Collected data entries:
## start

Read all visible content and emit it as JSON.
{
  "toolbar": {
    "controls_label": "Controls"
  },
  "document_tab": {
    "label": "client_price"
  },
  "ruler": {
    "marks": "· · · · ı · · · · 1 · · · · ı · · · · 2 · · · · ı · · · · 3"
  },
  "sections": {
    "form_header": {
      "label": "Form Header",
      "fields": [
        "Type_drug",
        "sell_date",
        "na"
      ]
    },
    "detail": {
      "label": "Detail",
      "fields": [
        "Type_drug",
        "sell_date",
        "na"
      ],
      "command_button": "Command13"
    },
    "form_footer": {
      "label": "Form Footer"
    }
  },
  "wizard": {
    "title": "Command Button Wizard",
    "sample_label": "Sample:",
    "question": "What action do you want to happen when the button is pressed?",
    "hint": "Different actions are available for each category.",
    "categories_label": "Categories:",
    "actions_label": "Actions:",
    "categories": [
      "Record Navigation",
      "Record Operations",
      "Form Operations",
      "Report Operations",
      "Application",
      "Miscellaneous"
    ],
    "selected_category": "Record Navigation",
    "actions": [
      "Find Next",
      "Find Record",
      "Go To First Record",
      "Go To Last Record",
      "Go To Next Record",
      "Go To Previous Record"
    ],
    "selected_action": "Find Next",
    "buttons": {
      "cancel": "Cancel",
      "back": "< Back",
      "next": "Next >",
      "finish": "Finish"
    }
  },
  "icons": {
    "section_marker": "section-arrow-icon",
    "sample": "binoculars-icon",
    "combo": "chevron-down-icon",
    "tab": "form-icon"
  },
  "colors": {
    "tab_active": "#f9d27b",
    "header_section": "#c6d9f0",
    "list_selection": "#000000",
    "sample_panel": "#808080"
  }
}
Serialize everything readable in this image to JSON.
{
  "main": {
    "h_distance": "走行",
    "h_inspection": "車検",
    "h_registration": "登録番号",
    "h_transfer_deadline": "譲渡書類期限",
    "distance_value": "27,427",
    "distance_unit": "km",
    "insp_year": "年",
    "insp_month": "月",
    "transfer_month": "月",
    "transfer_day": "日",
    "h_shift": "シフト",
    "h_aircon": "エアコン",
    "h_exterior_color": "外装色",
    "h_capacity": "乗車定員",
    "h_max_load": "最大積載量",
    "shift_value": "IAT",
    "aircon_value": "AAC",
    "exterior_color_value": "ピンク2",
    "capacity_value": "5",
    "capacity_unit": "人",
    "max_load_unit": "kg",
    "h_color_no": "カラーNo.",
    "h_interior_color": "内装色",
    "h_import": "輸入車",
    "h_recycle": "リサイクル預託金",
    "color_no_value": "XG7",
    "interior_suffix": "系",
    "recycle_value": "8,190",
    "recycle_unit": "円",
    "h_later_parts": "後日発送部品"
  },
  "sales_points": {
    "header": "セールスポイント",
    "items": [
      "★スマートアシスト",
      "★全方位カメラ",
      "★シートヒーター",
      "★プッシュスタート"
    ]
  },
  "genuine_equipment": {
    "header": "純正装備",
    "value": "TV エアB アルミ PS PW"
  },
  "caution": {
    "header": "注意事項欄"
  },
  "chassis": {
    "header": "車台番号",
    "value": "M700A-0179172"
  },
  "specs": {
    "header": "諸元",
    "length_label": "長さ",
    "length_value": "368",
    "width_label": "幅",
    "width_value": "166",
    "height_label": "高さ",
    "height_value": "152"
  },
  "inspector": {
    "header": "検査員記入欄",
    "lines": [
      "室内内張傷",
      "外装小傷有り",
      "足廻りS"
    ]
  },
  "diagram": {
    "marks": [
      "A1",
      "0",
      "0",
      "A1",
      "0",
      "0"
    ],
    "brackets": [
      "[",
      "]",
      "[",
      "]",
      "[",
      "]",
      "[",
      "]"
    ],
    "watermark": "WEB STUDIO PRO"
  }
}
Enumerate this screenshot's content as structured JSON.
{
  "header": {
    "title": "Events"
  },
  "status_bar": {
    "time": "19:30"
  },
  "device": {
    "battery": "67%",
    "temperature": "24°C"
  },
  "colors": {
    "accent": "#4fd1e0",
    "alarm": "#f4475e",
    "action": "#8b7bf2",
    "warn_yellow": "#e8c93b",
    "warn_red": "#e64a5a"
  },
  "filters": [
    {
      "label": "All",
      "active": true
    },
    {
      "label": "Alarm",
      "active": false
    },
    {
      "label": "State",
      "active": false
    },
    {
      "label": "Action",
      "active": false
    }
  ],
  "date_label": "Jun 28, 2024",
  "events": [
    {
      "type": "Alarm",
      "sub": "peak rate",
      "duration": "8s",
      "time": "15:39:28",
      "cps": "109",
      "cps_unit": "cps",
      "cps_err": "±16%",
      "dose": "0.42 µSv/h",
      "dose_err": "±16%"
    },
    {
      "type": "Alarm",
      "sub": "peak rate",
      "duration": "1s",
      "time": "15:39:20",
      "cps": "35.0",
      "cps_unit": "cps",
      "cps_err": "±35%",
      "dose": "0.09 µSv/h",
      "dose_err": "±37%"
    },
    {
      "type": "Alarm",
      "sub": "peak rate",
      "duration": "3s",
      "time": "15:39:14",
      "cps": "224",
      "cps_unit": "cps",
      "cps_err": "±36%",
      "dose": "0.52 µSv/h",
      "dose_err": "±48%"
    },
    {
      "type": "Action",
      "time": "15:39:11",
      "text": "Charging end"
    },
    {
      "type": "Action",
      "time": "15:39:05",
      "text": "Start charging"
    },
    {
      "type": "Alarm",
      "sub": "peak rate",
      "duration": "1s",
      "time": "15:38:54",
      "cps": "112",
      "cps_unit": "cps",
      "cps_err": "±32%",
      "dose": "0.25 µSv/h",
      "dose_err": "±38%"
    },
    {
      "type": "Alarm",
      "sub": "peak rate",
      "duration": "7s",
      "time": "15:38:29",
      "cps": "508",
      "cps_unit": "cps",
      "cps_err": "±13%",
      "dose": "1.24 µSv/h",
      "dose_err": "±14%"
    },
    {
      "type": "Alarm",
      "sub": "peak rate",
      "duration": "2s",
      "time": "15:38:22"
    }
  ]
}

## end

[DESCRIPTION OF THE TASK] Please quote every record above exactly as it appears.

[TASK ANSWER]
Read all visible content and emit it as JSON.
{
  "toolbar": {
    "controls_label": "Controls"
  },
  "document_tab": {
    "label": "client_price"
  },
  "ruler": {
    "marks": "· · · · ı · · · · 1 · · · · ı · · · · 2 · · · · ı · · · · 3"
  },
  "sections": {
    "form_header": {
      "label": "Form Header",
      "fields": [
        "Type_drug",
        "sell_date",
        "na"
      ]
    },
    "detail": {
      "label": "Detail",
      "fields": [
        "Type_drug",
        "sell_date",
        "na"
      ],
      "command_button": "Command13"
    },
    "form_footer": {
      "label": "Form Footer"
    }
  },
  "wizard": {
    "title": "Command Button Wizard",
    "sample_label": "Sample:",
    "question": "What action do you want to happen when the button is pressed?",
    "hint": "Different actions are available for each category.",
    "categories_label": "Categories:",
    "actions_label": "Actions:",
    "categories": [
      "Record Navigation",
      "Record Operations",
      "Form Operations",
      "Report Operations",
      "Application",
      "Miscellaneous"
    ],
    "selected_category": "Record Navigation",
    "actions": [
      "Find Next",
      "Find Record",
      "Go To First Record",
      "Go To Last Record",
      "Go To Next Record",
      "Go To Previous Record"
    ],
    "selected_action": "Find Next",
    "buttons": {
      "cancel": "Cancel",
      "back": "< Back",
      "next": "Next >",
      "finish": "Finish"
    }
  },
  "icons": {
    "section_marker": "section-arrow-icon",
    "sample": "binoculars-icon",
    "combo": "chevron-down-icon",
    "tab": "form-icon"
  },
  "colors": {
    "tab_active": "#f9d27b",
    "header_section": "#c6d9f0",
    "list_selection": "#000000",
    "sample_panel": "#808080"
  }
}
Serialize everything readable in this image to JSON.
{
  "main": {
    "h_distance": "走行",
    "h_inspection": "車検",
    "h_registration": "登録番号",
    "h_transfer_deadline": "譲渡書類期限",
    "distance_value": "27,427",
    "distance_unit": "km",
    "insp_year": "年",
    "insp_month": "月",
    "transfer_month": "月",
    "transfer_day": "日",
    "h_shift": "シフト",
    "h_aircon": "エアコン",
    "h_exterior_color": "外装色",
    "h_capacity": "乗車定員",
    "h_max_load": "最大積載量",
    "shift_value": "IAT",
    "aircon_value": "AAC",
    "exterior_color_value": "ピンク2",
    "capacity_value": "5",
    "capacity_unit": "人",
    "max_load_unit": "kg",
    "h_color_no": "カラーNo.",
    "h_interior_color": "内装色",
    "h_import": "輸入車",
    "h_recycle": "リサイクル預託金",
    "color_no_value": "XG7",
    "interior_suffix": "系",
    "recycle_value": "8,190",
    "recycle_unit": "円",
    "h_later_parts": "後日発送部品"
  },
  "sales_points": {
    "header": "セールスポイント",
    "items": [
      "★スマートアシスト",
      "★全方位カメラ",
      "★シートヒーター",
      "★プッシュスタート"
    ]
  },
  "genuine_equipment": {
    "header": "純正装備",
    "value": "TV エアB アルミ PS PW"
  },
  "caution": {
    "header": "注意事項欄"
  },
  "chassis": {
    "header": "車台番号",
    "value": "M700A-0179172"
  },
  "specs": {
    "header": "諸元",
    "length_label": "長さ",
    "length_value": "368",
    "width_label": "幅",
    "width_value": "166",
    "height_label": "高さ",
    "height_value": "152"
  },
  "inspector": {
    "header": "検査員記入欄",
    "lines": [
      "室内内張傷",
      "外装小傷有り",
      "足廻りS"
    ]
  },
  "diagram": {
    "marks": [
      "A1",
      "0",
      "0",
      "A1",
      "0",
      "0"
    ],
    "brackets": [
      "[",
      "]",
      "[",
      "]",
      "[",
      "]",
      "[",
      "]"
    ],
    "watermark": "WEB STUDIO PRO"
  }
}
Enumerate this screenshot's content as structured JSON.
{
  "header": {
    "title": "Events"
  },
  "status_bar": {
    "time": "19:30"
  },
  "device": {
    "battery": "67%",
    "temperature": "24°C"
  },
  "colors": {
    "accent": "#4fd1e0",
    "alarm": "#f4475e",
    "action": "#8b7bf2",
    "warn_yellow": "#e8c93b",
    "warn_red": "#e64a5a"
  },
  "filters": [
    {
      "label": "All",
      "active": true
    },
    {
      "label": "Alarm",
      "active": false
    },
    {
      "label": "State",
      "active": false
    },
    {
      "label": "Action",
      "active": false
    }
  ],
  "date_label": "Jun 28, 2024",
  "events": [
    {
      "type": "Alarm",
      "sub": "peak rate",
      "duration": "8s",
      "time": "15:39:28",
      "cps": "109",
      "cps_unit": "cps",
      "cps_err": "±16%",
      "dose": "0.42 µSv/h",
      "dose_err": "±16%"
    },
    {
      "type": "Alarm",
      "sub": "peak rate",
      "duration": "1s",
      "time": "15:39:20",
      "cps": "35.0",
      "cps_unit": "cps",
      "cps_err": "±35%",
      "dose": "0.09 µSv/h",
      "dose_err": "±37%"
    },
    {
      "type": "Alarm",
      "sub": "peak rate",
      "duration": "3s",
      "time": "15:39:14",
      "cps": "224",
      "cps_unit": "cps",
      "cps_err": "±36%",
      "dose": "0.52 µSv/h",
      "dose_err": "±48%"
    },
    {
      "type": "Action",
      "time": "15:39:11",
      "text": "Charging end"
    },
    {
      "type": "Action",
      "time": "15:39:05",
      "text": "Start charging"
    },
    {
      "type": "Alarm",
      "sub": "peak rate",
      "duration": "1s",
      "time": "15:38:54",
      "cps": "112",
      "cps_unit": "cps",
      "cps_err": "±32%",
      "dose": "0.25 µSv/h",
      "dose_err": "±38%"
    },
    {
      "type": "Alarm",
      "sub": "peak rate",
      "duration": "7s",
      "time": "15:38:29",
      "cps": "508",
      "cps_unit": "cps",
      "cps_err": "±13%",
      "dose": "1.24 µSv/h",
      "dose_err": "±14%"
    },
    {
      "type": "Alarm",
      "sub": "peak rate",
      "duration": "2s",
      "time": "15:38:22"
    }
  ]
}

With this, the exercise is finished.